Each entry below is to be duplicated verbatim.

--- START OF INFORMATION PROVIDED ---

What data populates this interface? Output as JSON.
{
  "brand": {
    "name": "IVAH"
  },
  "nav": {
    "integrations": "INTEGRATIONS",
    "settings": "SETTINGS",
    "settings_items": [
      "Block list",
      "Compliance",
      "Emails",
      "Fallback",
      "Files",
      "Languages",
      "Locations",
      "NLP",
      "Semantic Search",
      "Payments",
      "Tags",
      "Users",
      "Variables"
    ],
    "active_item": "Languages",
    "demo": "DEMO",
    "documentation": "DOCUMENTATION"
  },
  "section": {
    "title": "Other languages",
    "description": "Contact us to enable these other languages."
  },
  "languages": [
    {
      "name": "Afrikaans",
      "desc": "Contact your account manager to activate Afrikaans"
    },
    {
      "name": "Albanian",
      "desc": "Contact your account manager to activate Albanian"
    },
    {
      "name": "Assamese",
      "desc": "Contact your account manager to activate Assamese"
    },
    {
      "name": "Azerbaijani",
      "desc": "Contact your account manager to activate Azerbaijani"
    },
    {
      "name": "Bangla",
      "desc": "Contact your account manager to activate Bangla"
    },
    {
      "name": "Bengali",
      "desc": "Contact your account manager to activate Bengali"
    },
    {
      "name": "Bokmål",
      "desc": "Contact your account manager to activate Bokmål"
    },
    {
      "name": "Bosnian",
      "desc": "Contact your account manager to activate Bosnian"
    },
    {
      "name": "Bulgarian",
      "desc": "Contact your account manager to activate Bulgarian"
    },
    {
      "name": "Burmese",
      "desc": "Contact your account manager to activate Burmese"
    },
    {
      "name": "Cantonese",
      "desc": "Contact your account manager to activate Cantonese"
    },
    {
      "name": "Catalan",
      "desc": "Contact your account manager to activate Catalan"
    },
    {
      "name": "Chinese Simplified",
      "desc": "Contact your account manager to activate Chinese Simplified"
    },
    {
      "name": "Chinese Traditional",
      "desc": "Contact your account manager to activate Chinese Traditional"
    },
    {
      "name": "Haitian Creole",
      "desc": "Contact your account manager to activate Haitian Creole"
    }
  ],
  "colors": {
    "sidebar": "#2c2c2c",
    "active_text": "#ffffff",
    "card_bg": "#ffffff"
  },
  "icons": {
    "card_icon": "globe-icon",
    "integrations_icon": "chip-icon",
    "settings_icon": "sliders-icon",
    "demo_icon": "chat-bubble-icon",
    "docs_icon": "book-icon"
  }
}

--- END OF INFORMATION PROVIDED ---

→ EXERCISE OUTPUT
What data populates this interface? Output as JSON.
{
  "brand": {
    "name": "IVAH"
  },
  "nav": {
    "integrations": "INTEGRATIONS",
    "settings": "SETTINGS",
    "settings_items": [
      "Block list",
      "Compliance",
      "Emails",
      "Fallback",
      "Files",
      "Languages",
      "Locations",
      "NLP",
      "Semantic Search",
      "Payments",
      "Tags",
      "Users",
      "Variables"
    ],
    "active_item": "Languages",
    "demo": "DEMO",
    "documentation": "DOCUMENTATION"
  },
  "section": {
    "title": "Other languages",
    "description": "Contact us to enable these other languages."
  },
  "languages": [
    {
      "name": "Afrikaans",
      "desc": "Contact your account manager to activate Afrikaans"
    },
    {
      "name": "Albanian",
      "desc": "Contact your account manager to activate Albanian"
    },
    {
      "name": "Assamese",
      "desc": "Contact your account manager to activate Assamese"
    },
    {
      "name": "Azerbaijani",
      "desc": "Contact your account manager to activate Azerbaijani"
    },
    {
      "name": "Bangla",
      "desc": "Contact your account manager to activate Bangla"
    },
    {
      "name": "Bengali",
      "desc": "Contact your account manager to activate Bengali"
    },
    {
      "name": "Bokmål",
      "desc": "Contact your account manager to activate Bokmål"
    },
    {
      "name": "Bosnian",
      "desc": "Contact your account manager to activate Bosnian"
    },
    {
      "name": "Bulgarian",
      "desc": "Contact your account manager to activate Bulgarian"
    },
    {
      "name": "Burmese",
      "desc": "Contact your account manager to activate Burmese"
    },
    {
      "name": "Cantonese",
      "desc": "Contact your account manager to activate Cantonese"
    },
    {
      "name": "Catalan",
      "desc": "Contact your account manager to activate Catalan"
    },
    {
      "name": "Chinese Simplified",
      "desc": "Contact your account manager to activate Chinese Simplified"
    },
    {
      "name": "Chinese Traditional",
      "desc": "Contact your account manager to activate Chinese Traditional"
    },
    {
      "name": "Haitian Creole",
      "desc": "Contact your account manager to activate Haitian Creole"
    }
  ],
  "colors": {
    "sidebar": "#2c2c2c",
    "active_text": "#ffffff",
    "card_bg": "#ffffff"
  },
  "icons": {
    "card_icon": "globe-icon",
    "integrations_icon": "chip-icon",
    "settings_icon": "sliders-icon",
    "demo_icon": "chat-bubble-icon",
    "docs_icon": "book-icon"
  }
}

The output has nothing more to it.